Comb the records below for the string "close" and copy each line where it turns up.

> [Data shown]:

** Begin **

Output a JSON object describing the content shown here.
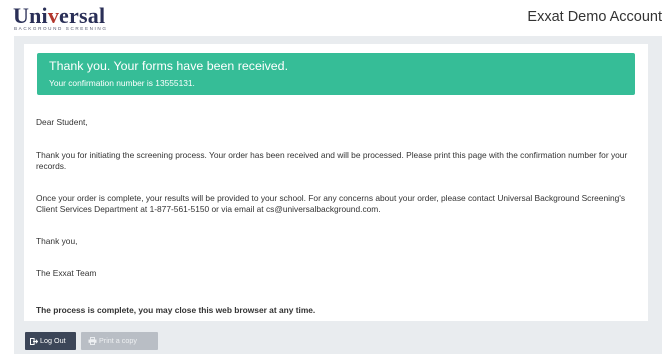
{
  "header": {
    "logo": {
      "word_start": "Uni",
      "word_accent": "v",
      "word_end": "ersal",
      "tagline": "BACKGROUND SCREENING"
    },
    "account_name": "Exxat Demo Account"
  },
  "alert": {
    "title": "Thank you. Your forms have been received.",
    "confirmation": "Your confirmation number is 13555131."
  },
  "letter": {
    "greeting": "Dear Student,",
    "para1": "Thank you for initiating the screening process. Your order has been received and will be processed. Please print this page with the confirmation number for your records.",
    "para2": "Once your order is complete, your results will be provided to your school. For any concerns about your order, please contact Universal Background Screening's Client Services Department at 1-877-561-5150 or via email at cs@universalbackground.com.",
    "closing": "Thank you,",
    "signature": "The Exxat Team",
    "final_note": "The process is complete, you may close this web browser at any time."
  },
  "buttons": {
    "logout_label": "Log Out",
    "logout_icon": "logout-icon",
    "print_label": "Print a copy",
    "print_icon": "printer-icon"
  },
  "colors": {
    "alert_bg": "#36bd97",
    "logout_bg": "#3c4658",
    "print_bg": "#b9bec5",
    "brand_navy": "#2a2f57",
    "brand_red": "#b2372d"
  }
}
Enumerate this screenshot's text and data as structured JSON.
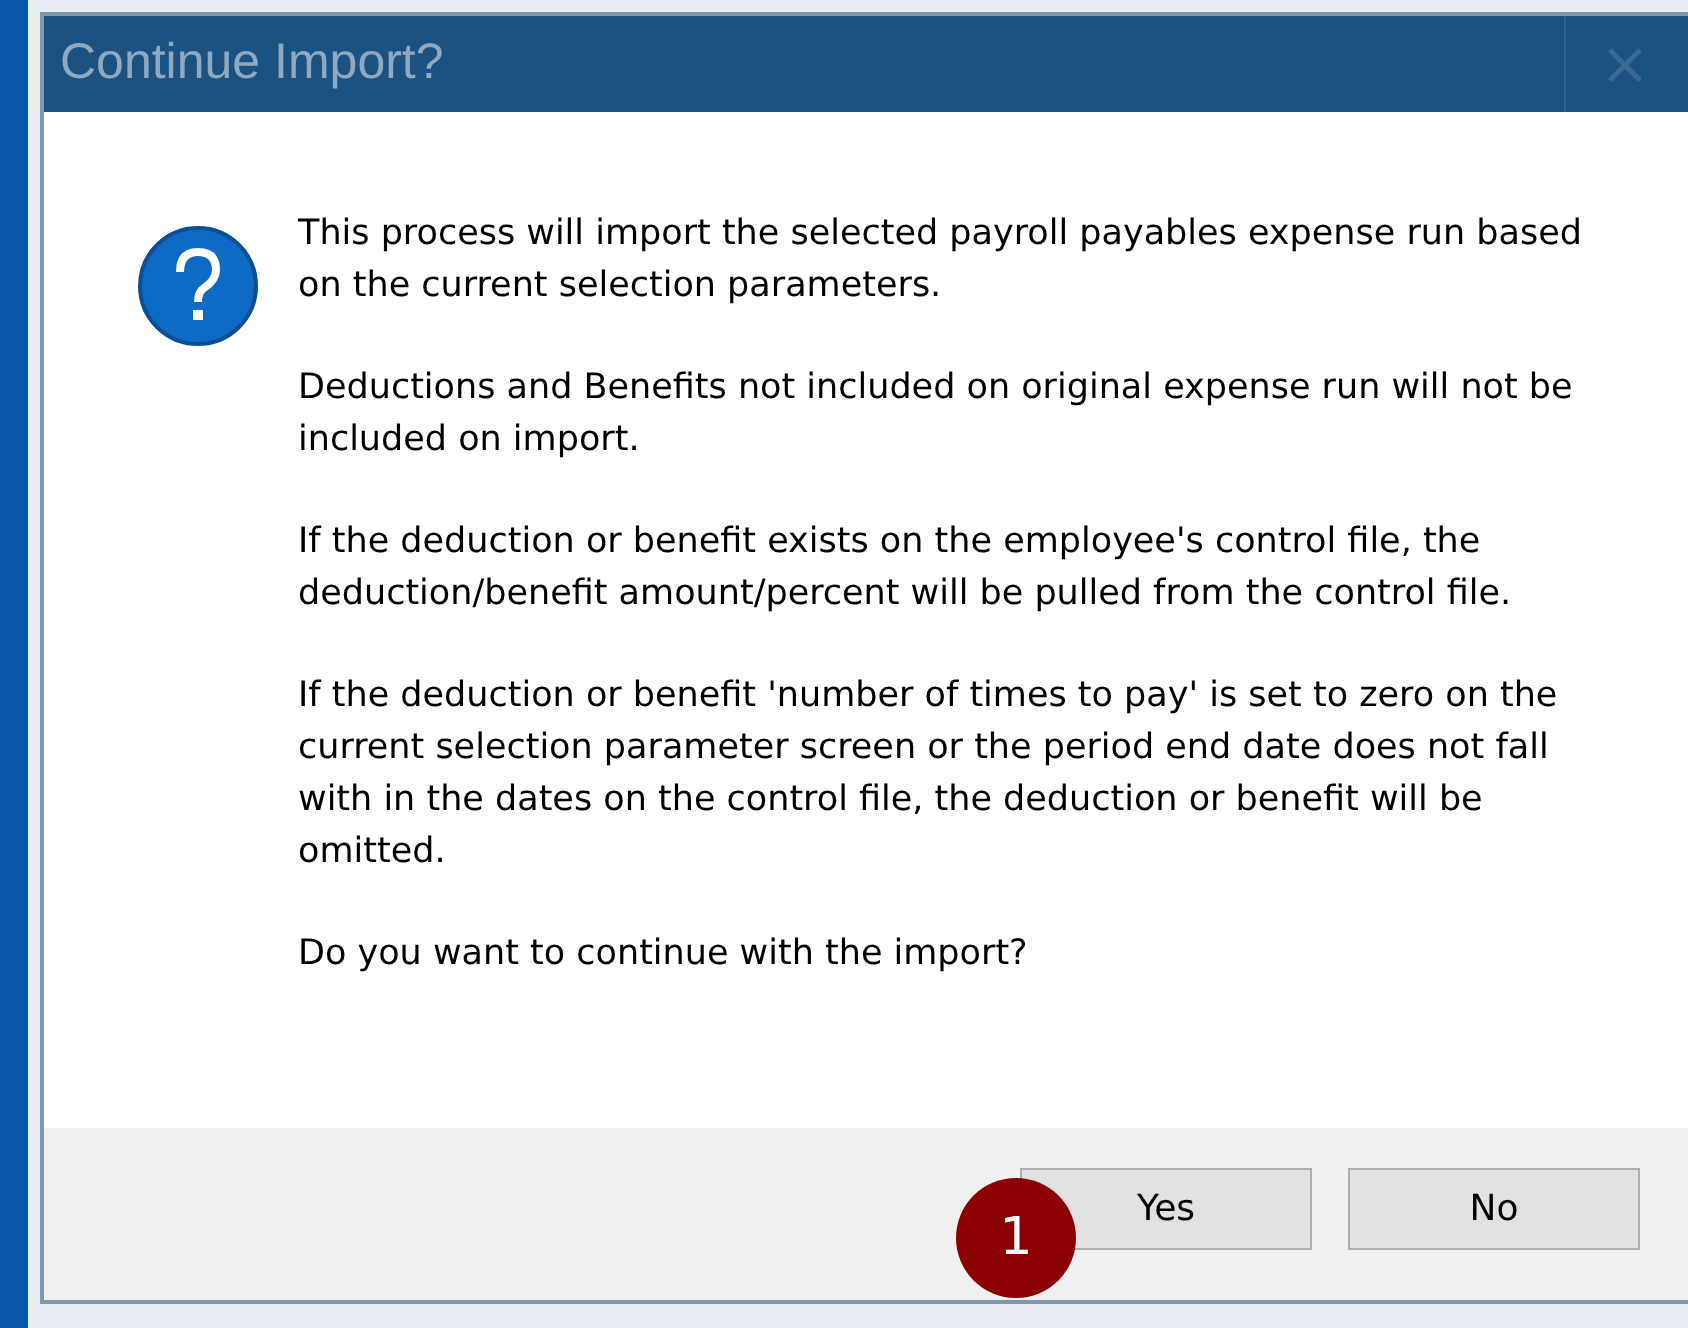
{
  "window": {
    "title": "Continue Import?",
    "close": "×"
  },
  "message": {
    "paragraphs": [
      "This process will import the selected payroll payables expense run based on the current selection parameters.",
      "Deductions and Benefits not included on original expense run will not be included on import.",
      "If the deduction or benefit exists on the employee's control file, the deduction/benefit amount/percent will be pulled from the control file.",
      "If the deduction or benefit 'number of times to pay' is set to zero on the current selection parameter screen or the period end date does not fall with in the dates on the control file, the deduction or benefit will be omitted.",
      "Do you want to continue with the import?"
    ]
  },
  "buttons": [
    {
      "label": "Yes"
    },
    {
      "label": "No"
    }
  ],
  "callout": {
    "label": "1"
  }
}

** End **

> [Reply]:
    "final_note": "The process is complete, you may close this web browser at any time."
    "close": "×"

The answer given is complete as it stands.